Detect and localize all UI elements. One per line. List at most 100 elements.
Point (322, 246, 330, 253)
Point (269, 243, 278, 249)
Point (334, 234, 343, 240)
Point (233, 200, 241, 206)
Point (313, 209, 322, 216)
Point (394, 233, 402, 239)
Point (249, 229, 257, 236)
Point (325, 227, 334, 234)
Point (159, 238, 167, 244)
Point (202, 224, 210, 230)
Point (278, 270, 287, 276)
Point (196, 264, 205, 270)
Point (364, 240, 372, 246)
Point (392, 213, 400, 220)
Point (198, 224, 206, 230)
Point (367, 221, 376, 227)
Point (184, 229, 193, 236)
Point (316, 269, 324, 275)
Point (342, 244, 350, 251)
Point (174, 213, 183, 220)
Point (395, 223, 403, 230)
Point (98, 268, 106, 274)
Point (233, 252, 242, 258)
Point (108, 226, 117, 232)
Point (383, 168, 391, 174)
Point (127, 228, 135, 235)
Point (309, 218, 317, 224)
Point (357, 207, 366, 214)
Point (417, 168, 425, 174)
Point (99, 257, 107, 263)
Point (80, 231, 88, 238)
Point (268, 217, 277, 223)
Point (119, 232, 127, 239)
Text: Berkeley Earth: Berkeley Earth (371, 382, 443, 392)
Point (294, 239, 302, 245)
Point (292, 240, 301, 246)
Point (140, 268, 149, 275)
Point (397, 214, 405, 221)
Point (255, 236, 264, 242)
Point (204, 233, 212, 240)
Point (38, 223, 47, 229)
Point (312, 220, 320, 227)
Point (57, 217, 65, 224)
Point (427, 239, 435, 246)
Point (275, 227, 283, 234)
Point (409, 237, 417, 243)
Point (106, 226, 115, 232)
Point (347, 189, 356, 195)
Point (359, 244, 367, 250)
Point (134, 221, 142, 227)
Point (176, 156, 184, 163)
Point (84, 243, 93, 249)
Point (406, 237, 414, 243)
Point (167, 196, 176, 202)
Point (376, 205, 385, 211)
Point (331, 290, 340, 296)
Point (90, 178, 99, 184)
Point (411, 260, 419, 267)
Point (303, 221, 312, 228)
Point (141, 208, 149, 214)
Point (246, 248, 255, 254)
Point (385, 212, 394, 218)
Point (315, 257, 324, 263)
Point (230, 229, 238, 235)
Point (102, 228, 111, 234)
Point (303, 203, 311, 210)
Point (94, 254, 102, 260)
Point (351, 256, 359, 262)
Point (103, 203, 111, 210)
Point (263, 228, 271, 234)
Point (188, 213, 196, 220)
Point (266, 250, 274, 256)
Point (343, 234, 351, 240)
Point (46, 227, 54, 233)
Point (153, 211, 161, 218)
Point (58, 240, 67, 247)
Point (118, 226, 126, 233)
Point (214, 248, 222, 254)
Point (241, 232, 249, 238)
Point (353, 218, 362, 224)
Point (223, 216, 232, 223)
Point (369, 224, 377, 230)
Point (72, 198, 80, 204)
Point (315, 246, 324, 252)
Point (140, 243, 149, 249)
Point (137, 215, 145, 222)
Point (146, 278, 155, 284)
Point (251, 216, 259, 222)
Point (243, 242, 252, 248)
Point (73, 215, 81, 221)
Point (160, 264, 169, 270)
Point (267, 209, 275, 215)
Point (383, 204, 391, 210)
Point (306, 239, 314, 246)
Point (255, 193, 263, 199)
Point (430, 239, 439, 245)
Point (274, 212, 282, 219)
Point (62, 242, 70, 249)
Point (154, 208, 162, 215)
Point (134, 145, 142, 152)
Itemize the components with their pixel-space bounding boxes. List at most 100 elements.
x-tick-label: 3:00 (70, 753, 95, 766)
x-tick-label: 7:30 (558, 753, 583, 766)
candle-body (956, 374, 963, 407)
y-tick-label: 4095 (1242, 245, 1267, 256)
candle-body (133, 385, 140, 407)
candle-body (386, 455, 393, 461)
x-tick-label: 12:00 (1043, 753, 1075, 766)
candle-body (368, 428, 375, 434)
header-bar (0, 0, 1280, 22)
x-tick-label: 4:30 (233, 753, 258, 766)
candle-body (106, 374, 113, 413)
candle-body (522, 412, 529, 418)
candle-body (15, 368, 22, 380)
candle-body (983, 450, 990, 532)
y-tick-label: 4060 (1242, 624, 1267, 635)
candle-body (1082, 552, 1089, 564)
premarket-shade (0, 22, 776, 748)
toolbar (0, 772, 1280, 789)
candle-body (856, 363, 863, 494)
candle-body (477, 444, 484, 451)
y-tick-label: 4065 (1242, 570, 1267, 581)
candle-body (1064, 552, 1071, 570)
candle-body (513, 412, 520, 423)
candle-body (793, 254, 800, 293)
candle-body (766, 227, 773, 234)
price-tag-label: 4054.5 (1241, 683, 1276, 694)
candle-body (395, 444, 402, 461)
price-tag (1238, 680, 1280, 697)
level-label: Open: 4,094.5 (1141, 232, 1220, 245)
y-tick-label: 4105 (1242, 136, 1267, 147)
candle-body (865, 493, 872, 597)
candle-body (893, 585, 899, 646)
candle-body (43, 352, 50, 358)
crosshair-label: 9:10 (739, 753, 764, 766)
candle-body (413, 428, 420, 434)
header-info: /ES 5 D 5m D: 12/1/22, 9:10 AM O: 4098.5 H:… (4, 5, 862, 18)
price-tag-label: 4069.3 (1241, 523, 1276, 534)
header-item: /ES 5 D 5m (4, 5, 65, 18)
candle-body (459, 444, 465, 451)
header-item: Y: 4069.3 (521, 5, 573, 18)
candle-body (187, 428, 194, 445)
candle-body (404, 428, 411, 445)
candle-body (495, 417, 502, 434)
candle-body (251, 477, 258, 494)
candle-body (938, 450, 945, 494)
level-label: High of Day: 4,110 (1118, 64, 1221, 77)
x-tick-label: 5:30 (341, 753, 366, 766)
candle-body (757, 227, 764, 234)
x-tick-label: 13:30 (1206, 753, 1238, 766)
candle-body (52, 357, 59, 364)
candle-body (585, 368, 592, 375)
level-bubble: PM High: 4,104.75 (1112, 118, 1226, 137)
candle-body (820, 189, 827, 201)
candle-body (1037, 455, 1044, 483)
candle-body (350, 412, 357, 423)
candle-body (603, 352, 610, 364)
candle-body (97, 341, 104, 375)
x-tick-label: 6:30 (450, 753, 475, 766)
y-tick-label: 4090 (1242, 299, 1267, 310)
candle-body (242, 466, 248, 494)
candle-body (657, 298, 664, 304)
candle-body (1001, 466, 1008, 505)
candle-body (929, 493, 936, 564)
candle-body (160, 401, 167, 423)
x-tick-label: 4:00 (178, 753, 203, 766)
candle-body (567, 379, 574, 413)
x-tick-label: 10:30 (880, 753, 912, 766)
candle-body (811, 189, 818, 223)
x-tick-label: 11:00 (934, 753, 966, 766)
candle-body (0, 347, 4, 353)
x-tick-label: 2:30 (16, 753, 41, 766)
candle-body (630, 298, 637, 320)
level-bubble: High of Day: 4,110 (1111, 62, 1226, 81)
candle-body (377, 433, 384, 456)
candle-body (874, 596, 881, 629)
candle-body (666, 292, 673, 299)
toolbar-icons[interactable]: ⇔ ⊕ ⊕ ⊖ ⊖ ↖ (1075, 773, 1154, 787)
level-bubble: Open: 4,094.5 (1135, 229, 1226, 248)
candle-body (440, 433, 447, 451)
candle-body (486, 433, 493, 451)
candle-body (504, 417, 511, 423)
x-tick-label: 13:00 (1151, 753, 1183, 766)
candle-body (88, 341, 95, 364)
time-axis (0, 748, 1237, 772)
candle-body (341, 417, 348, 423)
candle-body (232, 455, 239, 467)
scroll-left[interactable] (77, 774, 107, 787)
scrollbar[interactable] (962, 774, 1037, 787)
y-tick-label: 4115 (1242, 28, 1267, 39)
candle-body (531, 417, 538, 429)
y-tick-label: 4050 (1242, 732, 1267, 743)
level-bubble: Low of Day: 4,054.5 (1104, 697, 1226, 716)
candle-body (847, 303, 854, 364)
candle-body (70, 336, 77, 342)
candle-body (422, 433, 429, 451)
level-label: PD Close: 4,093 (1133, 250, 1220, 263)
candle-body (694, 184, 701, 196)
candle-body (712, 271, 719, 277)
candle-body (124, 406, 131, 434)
════════════════════
→ **Task objective**: Count the lines in the items above that contain the word "elements". Reply with the number alone.

→ **Response**: 2